**Set problem:**
Copy out every line of the listing below that contains the word "last". Uppercase and lowercase count as different letters.

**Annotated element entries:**
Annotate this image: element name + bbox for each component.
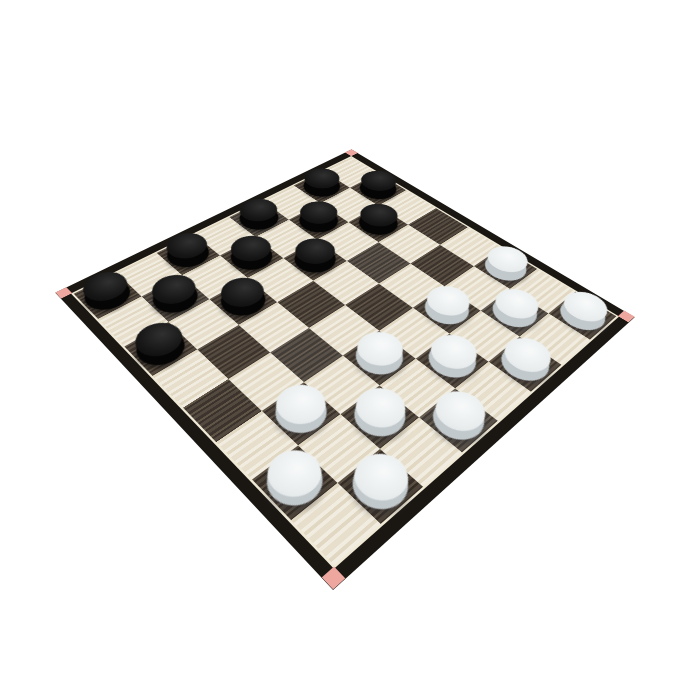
checkers-board-mat <box>55 149 634 589</box>
white-checker[interactable] <box>476 249 534 287</box>
corner-mark-left <box>55 287 72 299</box>
board-playfield <box>71 156 619 569</box>
black-checker[interactable] <box>77 274 139 317</box>
corner-mark-right <box>618 311 635 323</box>
corner-mark-top <box>345 149 358 156</box>
board-scene <box>55 149 634 589</box>
corner-mark-bottom <box>322 567 346 590</box>
board-grid <box>74 157 617 565</box>
photo-background <box>0 0 700 700</box>
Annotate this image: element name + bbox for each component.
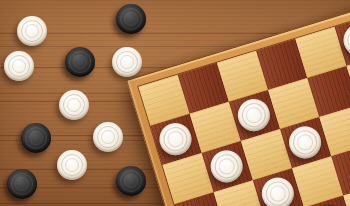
black-checker[interactable] <box>116 4 146 34</box>
white-checker[interactable] <box>4 51 34 81</box>
board-grid <box>137 0 350 206</box>
black-checker[interactable] <box>65 47 95 77</box>
white-checker[interactable] <box>285 122 325 162</box>
white-checker[interactable] <box>93 122 123 152</box>
white-checker[interactable] <box>57 150 87 180</box>
black-checker[interactable] <box>116 166 146 196</box>
white-checker[interactable] <box>155 119 195 159</box>
white-checker[interactable] <box>258 174 298 206</box>
black-checker[interactable] <box>7 169 37 199</box>
white-checker[interactable] <box>207 146 247 186</box>
white-checker[interactable] <box>17 16 47 46</box>
scene <box>0 0 350 206</box>
white-checker[interactable] <box>59 90 89 120</box>
white-checker[interactable] <box>112 47 142 77</box>
checkers-board <box>126 0 350 206</box>
white-checker[interactable] <box>234 95 274 135</box>
black-checker[interactable] <box>21 123 51 153</box>
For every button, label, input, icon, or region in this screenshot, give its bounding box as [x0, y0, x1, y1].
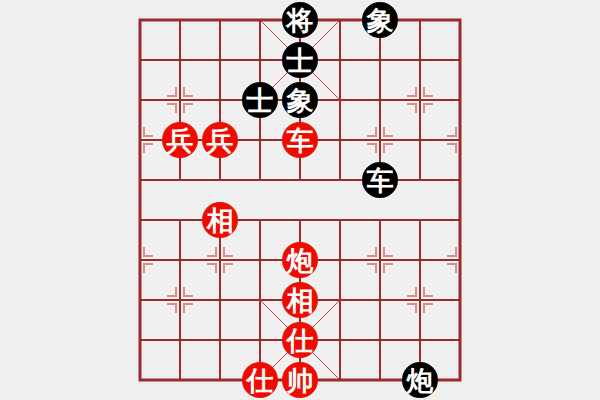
black-chariot[interactable]: 车 [362, 162, 398, 198]
red-pawn[interactable]: 兵 [162, 122, 198, 158]
black-cannon[interactable]: 炮 [402, 362, 438, 398]
red-chariot[interactable]: 车 [282, 122, 318, 158]
xiangqi-board[interactable]: 将象士士象兵兵车车相炮相仕仕帅炮 [120, 0, 480, 400]
black-advisor[interactable]: 士 [242, 82, 278, 118]
red-advisor[interactable]: 仕 [242, 362, 278, 398]
black-elephant[interactable]: 象 [362, 2, 398, 38]
black-general[interactable]: 将 [282, 2, 318, 38]
black-advisor[interactable]: 士 [282, 42, 318, 78]
red-cannon[interactable]: 炮 [282, 242, 318, 278]
black-elephant[interactable]: 象 [282, 82, 318, 118]
red-general[interactable]: 帅 [282, 362, 318, 398]
red-elephant[interactable]: 相 [202, 202, 238, 238]
xiangqi-app: 将象士士象兵兵车车相炮相仕仕帅炮 [0, 0, 600, 400]
red-pawn[interactable]: 兵 [202, 122, 238, 158]
red-elephant[interactable]: 相 [282, 282, 318, 318]
red-advisor[interactable]: 仕 [282, 322, 318, 358]
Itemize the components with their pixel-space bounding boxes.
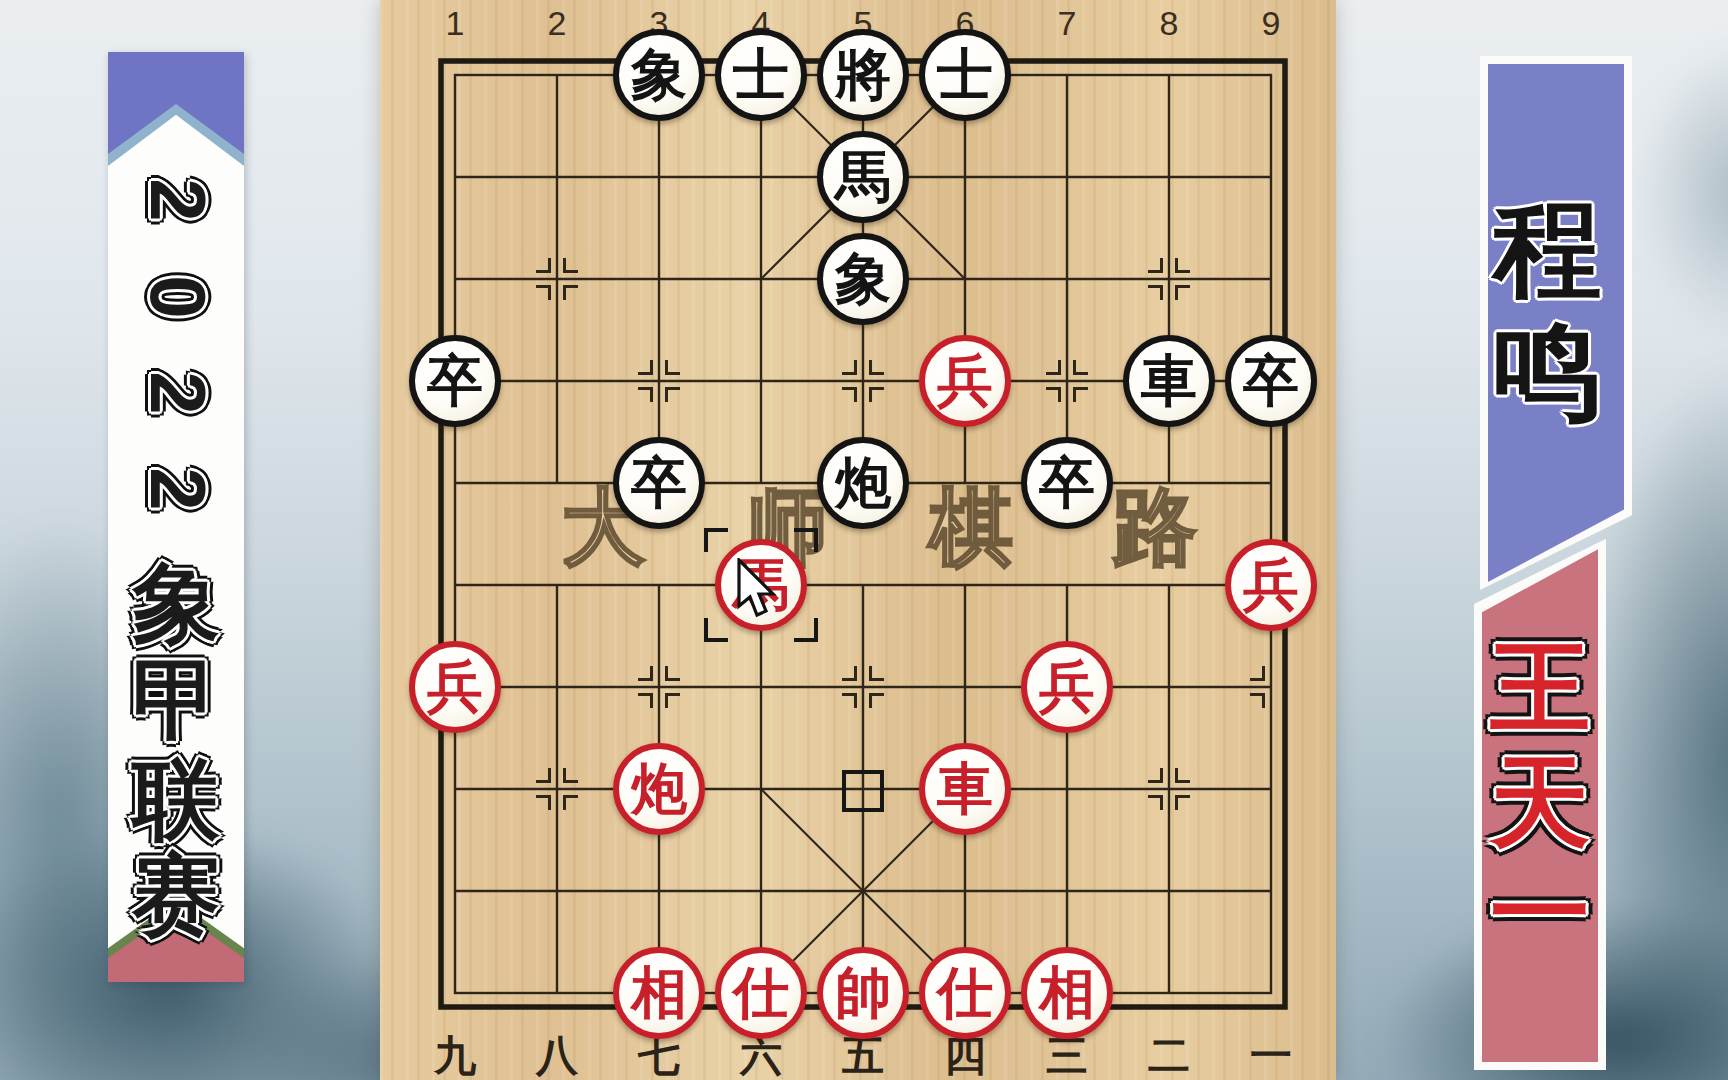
point-marker	[665, 666, 680, 681]
file-label-top: 9	[1262, 4, 1281, 43]
last-move-from-marker	[842, 770, 884, 812]
piece-red-xiang[interactable]: 相	[1021, 947, 1113, 1039]
broadcast-frame: 123456789九八七六五四三二一大师棋路象士將士馬象卒車卒卒炮卒兵馬兵兵兵炮…	[0, 0, 1728, 1080]
watermark-char: 路	[1113, 471, 1197, 585]
event-year-digit: 2	[132, 178, 223, 221]
point-marker	[536, 795, 551, 810]
event-year-digit: 2	[132, 371, 223, 414]
piece-red-shi[interactable]: 仕	[715, 947, 807, 1039]
piece-red-pao[interactable]: 炮	[613, 743, 705, 835]
piece-char: 兵	[1039, 659, 1095, 715]
mouse-cursor-icon	[735, 558, 781, 624]
file-label-top: 1	[446, 4, 465, 43]
piece-char: 兵	[937, 353, 993, 409]
last-move-to-bracket	[704, 528, 728, 552]
point-marker	[1175, 258, 1190, 273]
piece-black-zu[interactable]: 卒	[1021, 437, 1113, 529]
file-label-top: 7	[1058, 4, 1077, 43]
piece-black-xiang[interactable]: 象	[613, 29, 705, 121]
file-label-bottom: 二	[1148, 1028, 1190, 1080]
point-marker	[1175, 768, 1190, 783]
piece-char: 仕	[733, 965, 789, 1021]
point-marker	[1073, 387, 1088, 402]
point-marker	[563, 795, 578, 810]
piece-char: 炮	[835, 455, 891, 511]
piece-char: 將	[835, 47, 891, 103]
piece-black-zu[interactable]: 卒	[613, 437, 705, 529]
piece-black-pao[interactable]: 炮	[817, 437, 909, 529]
piece-char: 卒	[1039, 455, 1095, 511]
point-marker	[665, 693, 680, 708]
piece-black-ju[interactable]: 車	[1123, 335, 1215, 427]
piece-char: 馬	[835, 149, 891, 205]
point-marker	[638, 666, 653, 681]
piece-red-xiang[interactable]: 相	[613, 947, 705, 1039]
piece-char: 兵	[427, 659, 483, 715]
point-marker	[638, 387, 653, 402]
piece-char: 帥	[835, 965, 891, 1021]
point-marker	[842, 360, 857, 375]
piece-char: 象	[835, 251, 891, 307]
piece-char: 車	[1141, 353, 1197, 409]
piece-red-shi[interactable]: 仕	[919, 947, 1011, 1039]
piece-red-ju[interactable]: 車	[919, 743, 1011, 835]
piece-char: 相	[1039, 965, 1095, 1021]
point-marker	[563, 258, 578, 273]
point-marker	[665, 360, 680, 375]
last-move-to-bracket	[704, 618, 728, 642]
last-move-to-bracket	[794, 618, 818, 642]
file-label-top: 8	[1160, 4, 1179, 43]
file-label-top: 2	[548, 4, 567, 43]
event-year-digit: 2	[132, 467, 223, 510]
piece-char: 卒	[631, 455, 687, 511]
piece-black-xiang[interactable]: 象	[817, 233, 909, 325]
piece-black-ma[interactable]: 馬	[817, 131, 909, 223]
piece-black-zu[interactable]: 卒	[1225, 335, 1317, 427]
point-marker	[563, 768, 578, 783]
event-year-digit: 0	[132, 275, 223, 318]
point-marker	[1046, 387, 1061, 402]
point-marker	[536, 285, 551, 300]
piece-black-zu[interactable]: 卒	[409, 335, 501, 427]
event-banner-top-chevron	[108, 52, 244, 154]
piece-char: 象	[631, 47, 687, 103]
event-name-char: 赛	[132, 836, 220, 955]
point-marker	[536, 258, 551, 273]
point-marker	[1148, 795, 1163, 810]
piece-char: 車	[937, 761, 993, 817]
piece-char: 仕	[937, 965, 993, 1021]
point-marker	[536, 768, 551, 783]
file-label-bottom: 九	[434, 1028, 476, 1080]
piece-black-jiang[interactable]: 將	[817, 29, 909, 121]
point-marker	[1073, 360, 1088, 375]
point-marker	[1148, 258, 1163, 273]
point-marker	[1046, 360, 1061, 375]
point-marker	[1148, 285, 1163, 300]
piece-char: 卒	[1243, 353, 1299, 409]
point-marker	[869, 360, 884, 375]
piece-red-bing[interactable]: 兵	[919, 335, 1011, 427]
point-marker	[1250, 693, 1265, 708]
file-label-bottom: 一	[1250, 1028, 1292, 1080]
piece-char: 炮	[631, 761, 687, 817]
point-marker	[1148, 768, 1163, 783]
point-marker	[563, 285, 578, 300]
piece-red-bing[interactable]: 兵	[1225, 539, 1317, 631]
last-move-to-bracket	[794, 528, 818, 552]
watermark-char: 棋	[929, 471, 1013, 585]
point-marker	[1175, 795, 1190, 810]
black-player-name-char: 鸣	[1493, 299, 1601, 445]
point-marker	[869, 693, 884, 708]
point-marker	[665, 387, 680, 402]
piece-black-shi[interactable]: 士	[919, 29, 1011, 121]
piece-char: 卒	[427, 353, 483, 409]
point-marker	[842, 387, 857, 402]
point-marker	[1175, 285, 1190, 300]
file-label-bottom: 八	[536, 1028, 578, 1080]
piece-red-bing[interactable]: 兵	[409, 641, 501, 733]
point-marker	[842, 666, 857, 681]
point-marker	[638, 360, 653, 375]
piece-red-bing[interactable]: 兵	[1021, 641, 1113, 733]
piece-char: 相	[631, 965, 687, 1021]
red-player-name-char: 一	[1490, 847, 1590, 982]
point-marker	[842, 693, 857, 708]
point-marker	[869, 387, 884, 402]
event-banner: 2 0 2 2 象 甲 联 赛	[108, 52, 244, 982]
point-marker	[1250, 666, 1265, 681]
point-marker	[869, 666, 884, 681]
piece-black-shi[interactable]: 士	[715, 29, 807, 121]
piece-char: 士	[937, 47, 993, 103]
piece-red-shuai[interactable]: 帥	[817, 947, 909, 1039]
point-marker	[638, 693, 653, 708]
piece-char: 兵	[1243, 557, 1299, 613]
piece-char: 士	[733, 47, 789, 103]
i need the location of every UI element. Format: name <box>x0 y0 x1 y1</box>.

**Reply to the task:**
last-move-from-marker	[842, 770, 884, 812]
last-move-to-bracket	[704, 528, 728, 552]
last-move-to-bracket	[704, 618, 728, 642]
last-move-to-bracket	[794, 618, 818, 642]
last-move-to-bracket	[794, 528, 818, 552]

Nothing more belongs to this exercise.